▸ CHALLENGE
Your answer should be a single number: the count of lines containing "JSON".

BEGIN

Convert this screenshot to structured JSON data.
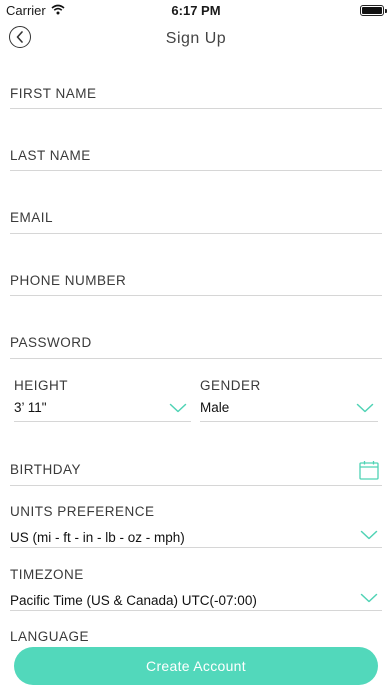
{
  "status": {
    "carrier": "Carrier",
    "time": "6:17 PM"
  },
  "nav": {
    "title": "Sign Up"
  },
  "form": {
    "first_name_label": "FIRST NAME",
    "last_name_label": "LAST NAME",
    "email_label": "EMAIL",
    "phone_label": "PHONE NUMBER",
    "password_label": "PASSWORD",
    "height_label": "HEIGHT",
    "height_value": "3’ 11\"",
    "gender_label": "GENDER",
    "gender_value": "Male",
    "birthday_label": "BIRTHDAY",
    "units_label": "UNITS PREFERENCE",
    "units_value": "US (mi - ft - in - lb - oz - mph)",
    "timezone_label": "TIMEZONE",
    "timezone_value": "Pacific Time (US & Canada) UTC(-07:00)",
    "language_label": "LANGUAGE"
  },
  "actions": {
    "create_label": "Create Account"
  },
  "colors": {
    "accent": "#52d8bb",
    "chevron": "#4fd3b5"
  }
}
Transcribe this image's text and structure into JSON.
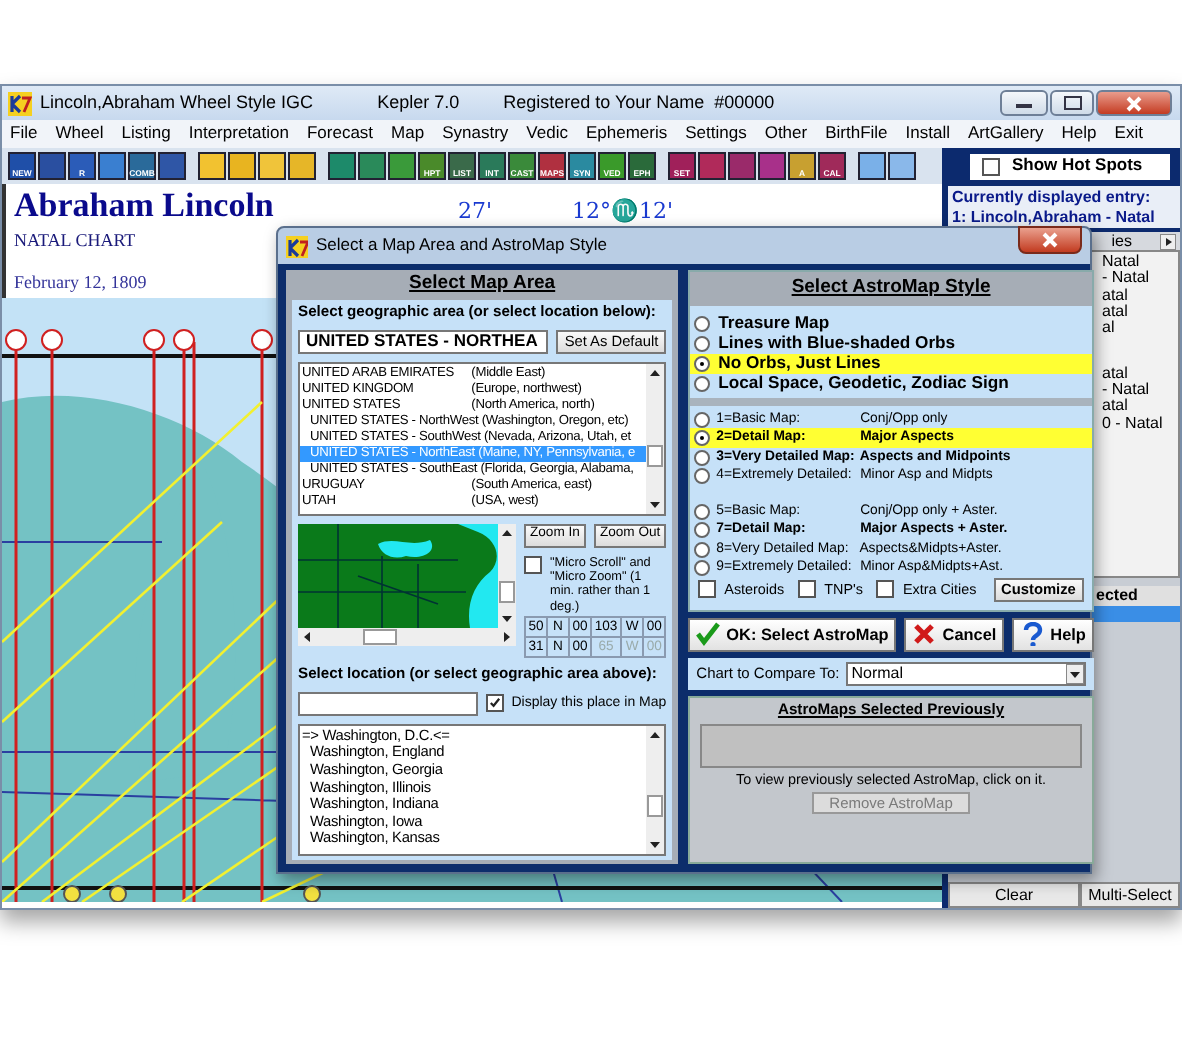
{
  "window": {
    "title": "Lincoln,Abraham Wheel Style IGC",
    "app": "Kepler 7.0",
    "registration": "Registered to Your Name  #00000"
  },
  "menu": [
    "File",
    "Wheel",
    "Listing",
    "Interpretation",
    "Forecast",
    "Map",
    "Synastry",
    "Vedic",
    "Ephemeris",
    "Settings",
    "Other",
    "BirthFile",
    "Install",
    "ArtGallery",
    "Help",
    "Exit"
  ],
  "toolbar_groups": [
    [
      {
        "label": "NEW",
        "color": "#1f4fa8"
      },
      {
        "color": "#2a4fa0"
      },
      {
        "label": "R",
        "color": "#2b5cb8"
      },
      {
        "color": "#3a7fd0"
      },
      {
        "label": "COMB",
        "color": "#2a6a9a"
      },
      {
        "color": "#2f56a6"
      }
    ],
    [
      {
        "color": "#f2c230"
      },
      {
        "color": "#e8b420"
      },
      {
        "color": "#f0c43a"
      },
      {
        "color": "#e6b628"
      }
    ],
    [
      {
        "color": "#1d8a6a"
      },
      {
        "color": "#2a8a5a"
      },
      {
        "color": "#3a9a3a"
      },
      {
        "label": "HPT",
        "color": "#4a8a2a"
      },
      {
        "label": "LIST",
        "color": "#3a6a4a"
      },
      {
        "label": "INT",
        "color": "#2a7a5a"
      },
      {
        "label": "CAST",
        "color": "#3a8a3a"
      },
      {
        "label": "MAPS",
        "color": "#b03040"
      },
      {
        "label": "SYN",
        "color": "#2a8aa0"
      },
      {
        "label": "VED",
        "color": "#3a9a2a"
      },
      {
        "label": "EPH",
        "color": "#2a6a3a"
      }
    ],
    [
      {
        "label": "SET",
        "color": "#a0205a"
      },
      {
        "color": "#b02a5a"
      },
      {
        "color": "#9a2a6a"
      },
      {
        "color": "#a8308a"
      },
      {
        "label": "A",
        "color": "#c8a030"
      },
      {
        "label": "CAL",
        "color": "#a02a5a"
      }
    ],
    [
      {
        "color": "#7ab0e8"
      },
      {
        "color": "#8ab8ea"
      }
    ]
  ],
  "hot_spots": {
    "label": "Show Hot Spots",
    "checked": false
  },
  "current_entry": {
    "heading": "Currently displayed entry:",
    "entry": "1: Lincoln,Abraham - Natal"
  },
  "chart": {
    "name": "Abraham Lincoln",
    "type": "NATAL CHART",
    "date": "February 12, 1809",
    "degree_labels": [
      "27'",
      "12°♏12'"
    ]
  },
  "entries_panel": {
    "header": "ies",
    "items": [
      "Natal",
      "- Natal",
      "atal",
      "atal",
      "al",
      "atal",
      "- Natal",
      "atal",
      "0 - Natal"
    ],
    "selected_header": "ected",
    "buttons": [
      "Clear",
      "Multi-Select"
    ]
  },
  "dialog": {
    "title": "Select a Map Area and AstroMap Style",
    "map_area": {
      "heading": "Select Map Area",
      "area_label": "Select geographic area (or select location below):",
      "area_value": "UNITED STATES - NORTHEA",
      "default_button": "Set As Default",
      "areas": [
        {
          "name": "UNITED ARAB EMIRATES",
          "region": "(Middle East)",
          "indented": false,
          "selected": false
        },
        {
          "name": "UNITED KINGDOM",
          "region": "(Europe, northwest)",
          "indented": false,
          "selected": false
        },
        {
          "name": "UNITED STATES",
          "region": "(North America, north)",
          "indented": false,
          "selected": false
        },
        {
          "name": "UNITED STATES - NorthWest",
          "region": "(Washington, Oregon, etc)",
          "indented": true,
          "selected": false
        },
        {
          "name": "UNITED STATES - SouthWest",
          "region": "(Nevada, Arizona, Utah, et",
          "indented": true,
          "selected": false
        },
        {
          "name": "UNITED STATES - NorthEast",
          "region": "(Maine, NY, Pennsylvania, e",
          "indented": true,
          "selected": true
        },
        {
          "name": "UNITED STATES - SouthEast",
          "region": "(Florida, Georgia, Alabama,",
          "indented": true,
          "selected": false
        },
        {
          "name": "URUGUAY",
          "region": "(South America, east)",
          "indented": false,
          "selected": false
        },
        {
          "name": "UTAH",
          "region": "(USA, west)",
          "indented": false,
          "selected": false
        }
      ],
      "zoom_in": "Zoom In",
      "zoom_out": "Zoom Out",
      "micro": {
        "label": "\"Micro Scroll\" and \"Micro Zoom\" (1 min. rather than 1 deg.)",
        "checked": false
      },
      "coords": [
        [
          {
            "text": "50",
            "disabled": false
          },
          {
            "text": "N",
            "disabled": false
          },
          {
            "text": "00",
            "disabled": false
          },
          {
            "text": "103",
            "disabled": false
          },
          {
            "text": "W",
            "disabled": false
          },
          {
            "text": "00",
            "disabled": false
          }
        ],
        [
          {
            "text": "31",
            "disabled": false
          },
          {
            "text": "N",
            "disabled": false
          },
          {
            "text": "00",
            "disabled": false
          },
          {
            "text": "65",
            "disabled": true
          },
          {
            "text": "W",
            "disabled": true
          },
          {
            "text": "00",
            "disabled": true
          }
        ]
      ],
      "location_label": "Select location (or select geographic area above):",
      "display_in_map": {
        "label": "Display this place in Map",
        "checked": true
      },
      "locations": [
        {
          "name": "=> Washington, D.C.<=",
          "indented": false
        },
        {
          "name": "Washington, England",
          "indented": true
        },
        {
          "name": "Washington, Georgia",
          "indented": true
        },
        {
          "name": "Washington, Illinois",
          "indented": true
        },
        {
          "name": "Washington, Indiana",
          "indented": true
        },
        {
          "name": "Washington, Iowa",
          "indented": true
        },
        {
          "name": "Washington, Kansas",
          "indented": true
        }
      ]
    },
    "style": {
      "heading": "Select AstroMap Style",
      "map_types": [
        {
          "label": "Treasure Map",
          "selected": false
        },
        {
          "label": "Lines with Blue-shaded Orbs",
          "selected": false
        },
        {
          "label": "No Orbs, Just Lines",
          "selected": true
        },
        {
          "label": "Local Space, Geodetic, Zodiac Sign",
          "selected": false
        }
      ],
      "detail_levels": [
        [
          {
            "label": "1=Basic Map:",
            "description": "Conj/Opp only",
            "bold": false,
            "selected": false
          },
          {
            "label": "2=Detail Map:",
            "description": "Major Aspects",
            "bold": true,
            "selected": true
          },
          {
            "label": "3=Very Detailed Map:",
            "description": "Aspects and Midpoints",
            "bold": true,
            "selected": false
          },
          {
            "label": "4=Extremely Detailed:",
            "description": "Minor Asp and Midpts",
            "bold": false,
            "selected": false
          }
        ],
        [
          {
            "label": "5=Basic Map:",
            "description": "Conj/Opp only + Aster.",
            "bold": false,
            "selected": false
          },
          {
            "label": "7=Detail Map:",
            "description": "Major Aspects + Aster.",
            "bold": true,
            "selected": false
          },
          {
            "label": "8=Very Detailed Map:",
            "description": "Aspects&Midpts+Aster.",
            "bold": false,
            "selected": false
          },
          {
            "label": "9=Extremely Detailed:",
            "description": "Minor Asp&Midpts+Ast.",
            "bold": false,
            "selected": false
          }
        ]
      ],
      "extras": [
        {
          "label": "Asteroids",
          "checked": false
        },
        {
          "label": "TNP's",
          "checked": false
        },
        {
          "label": "Extra Cities",
          "checked": false
        }
      ],
      "customize": "Customize"
    },
    "buttons": [
      {
        "label": "OK: Select AstroMap",
        "kind": "ok"
      },
      {
        "label": "Cancel",
        "kind": "cancel"
      },
      {
        "label": "Help",
        "kind": "help"
      }
    ],
    "compare": {
      "label": "Chart to Compare To:",
      "value": "Normal"
    },
    "previous": {
      "heading": "AstroMaps Selected Previously",
      "hint": "To view previously selected AstroMap, click on it.",
      "remove_button": "Remove AstroMap",
      "remove_disabled": true
    }
  }
}
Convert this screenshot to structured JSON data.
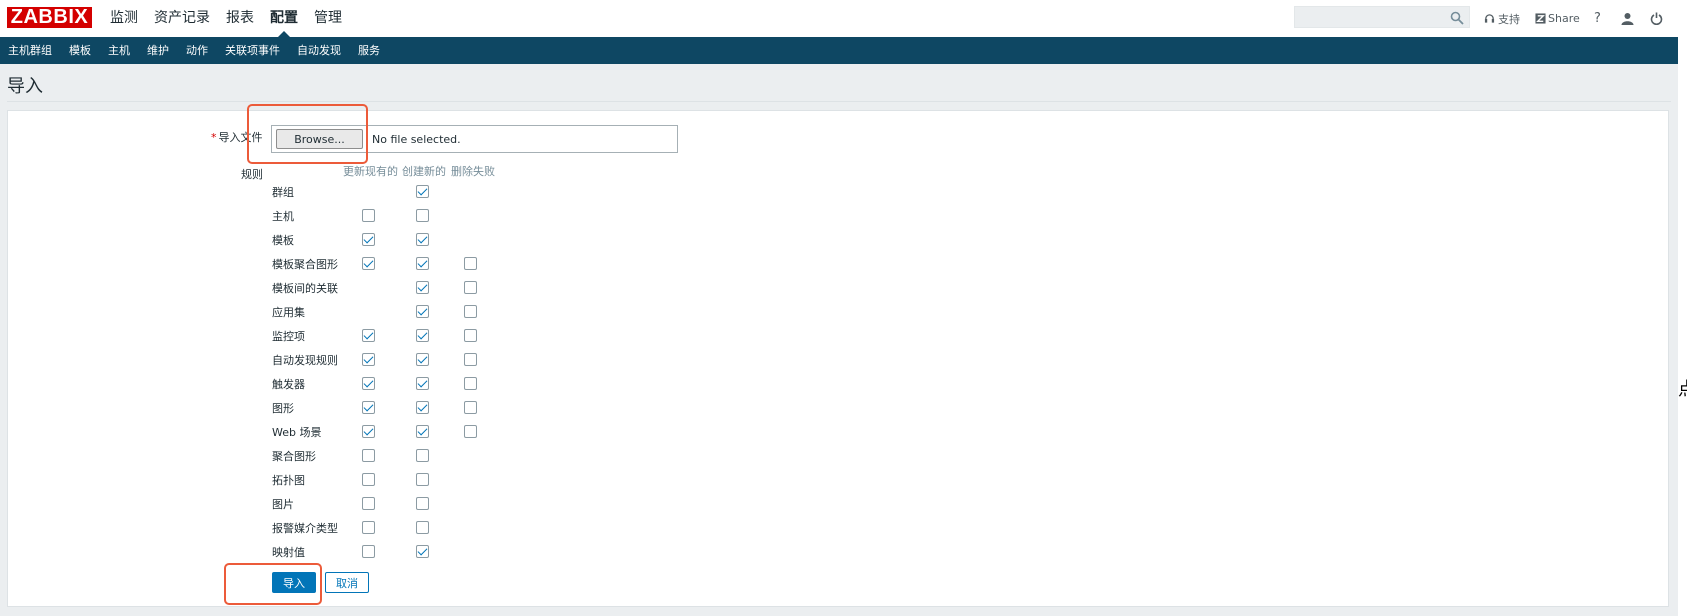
{
  "header": {
    "logo": "ZABBIX",
    "main_nav": [
      {
        "label": "监测",
        "active": false
      },
      {
        "label": "资产记录",
        "active": false
      },
      {
        "label": "报表",
        "active": false
      },
      {
        "label": "配置",
        "active": true
      },
      {
        "label": "管理",
        "active": false
      }
    ],
    "search": {
      "value": "",
      "placeholder": ""
    },
    "support_label": "支持",
    "share_label": "Share",
    "help_glyph": "?"
  },
  "sub_nav": [
    "主机群组",
    "模板",
    "主机",
    "维护",
    "动作",
    "关联项事件",
    "自动发现",
    "服务"
  ],
  "page": {
    "title": "导入",
    "file_label": "导入文件",
    "required_mark": "*",
    "browse_label": "Browse...",
    "file_status": "No file selected.",
    "rules_label": "规则",
    "columns": {
      "update": "更新现有的",
      "create": "创建新的",
      "delete": "删除失败"
    },
    "rules": [
      {
        "label": "群组",
        "update": null,
        "create": true,
        "delete": null
      },
      {
        "label": "主机",
        "update": false,
        "create": false,
        "delete": null
      },
      {
        "label": "模板",
        "update": true,
        "create": true,
        "delete": null
      },
      {
        "label": "模板聚合图形",
        "update": true,
        "create": true,
        "delete": false
      },
      {
        "label": "模板间的关联",
        "update": null,
        "create": true,
        "delete": false
      },
      {
        "label": "应用集",
        "update": null,
        "create": true,
        "delete": false
      },
      {
        "label": "监控项",
        "update": true,
        "create": true,
        "delete": false
      },
      {
        "label": "自动发现规则",
        "update": true,
        "create": true,
        "delete": false
      },
      {
        "label": "触发器",
        "update": true,
        "create": true,
        "delete": false
      },
      {
        "label": "图形",
        "update": true,
        "create": true,
        "delete": false
      },
      {
        "label": "Web 场景",
        "update": true,
        "create": true,
        "delete": false
      },
      {
        "label": "聚合图形",
        "update": false,
        "create": false,
        "delete": null
      },
      {
        "label": "拓扑图",
        "update": false,
        "create": false,
        "delete": null
      },
      {
        "label": "图片",
        "update": false,
        "create": false,
        "delete": null
      },
      {
        "label": "报警媒介类型",
        "update": false,
        "create": false,
        "delete": null
      },
      {
        "label": "映射值",
        "update": false,
        "create": true,
        "delete": null
      }
    ],
    "import_label": "导入",
    "cancel_label": "取消"
  },
  "edge_glyph": "点",
  "colors": {
    "header_bg": "#0e4763",
    "accent": "#0275b8",
    "logo_red": "#d40000",
    "highlight": "#ec5b3a"
  }
}
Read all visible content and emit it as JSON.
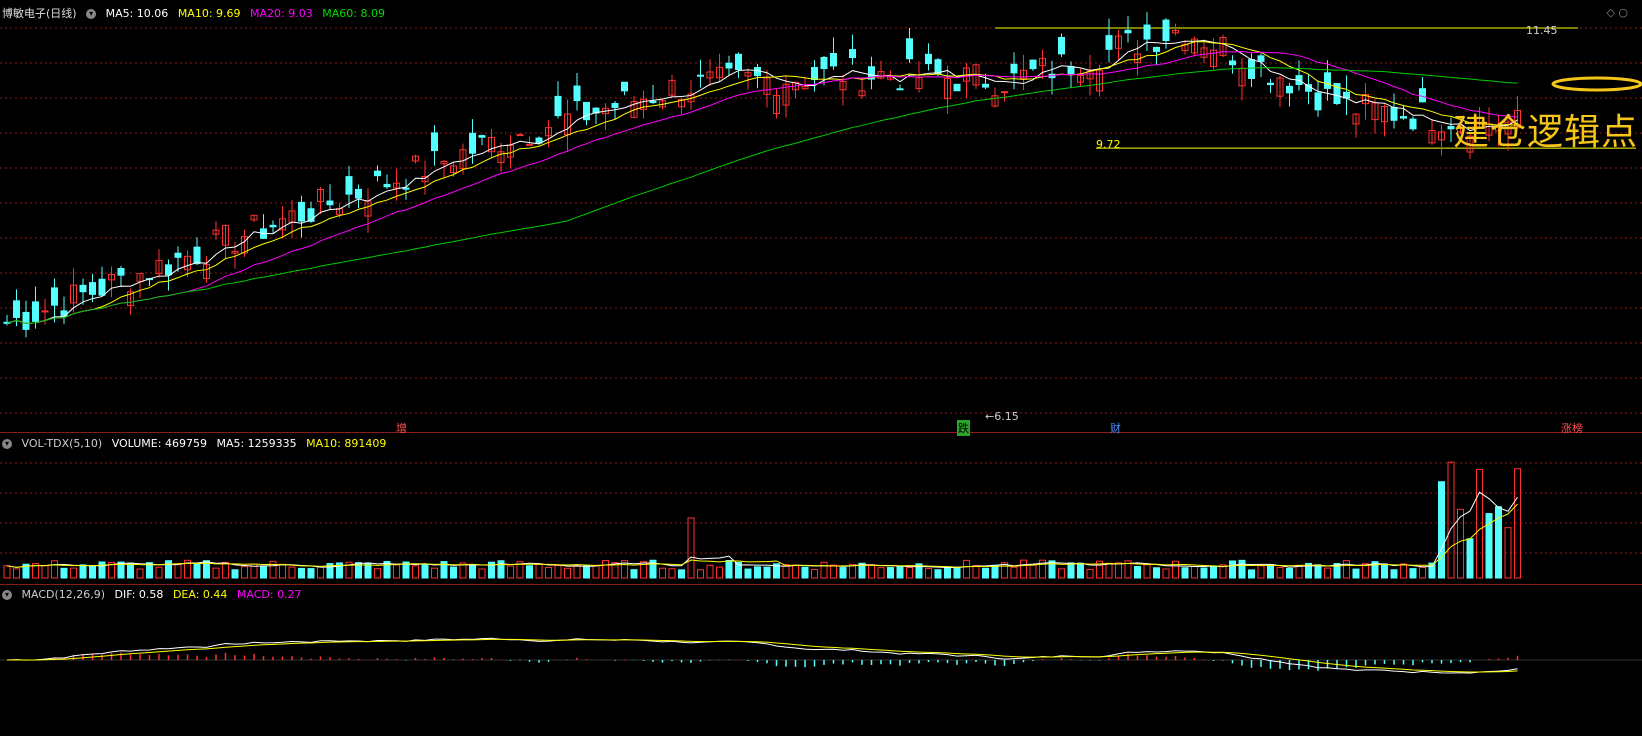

END

▸ SOLUTION
4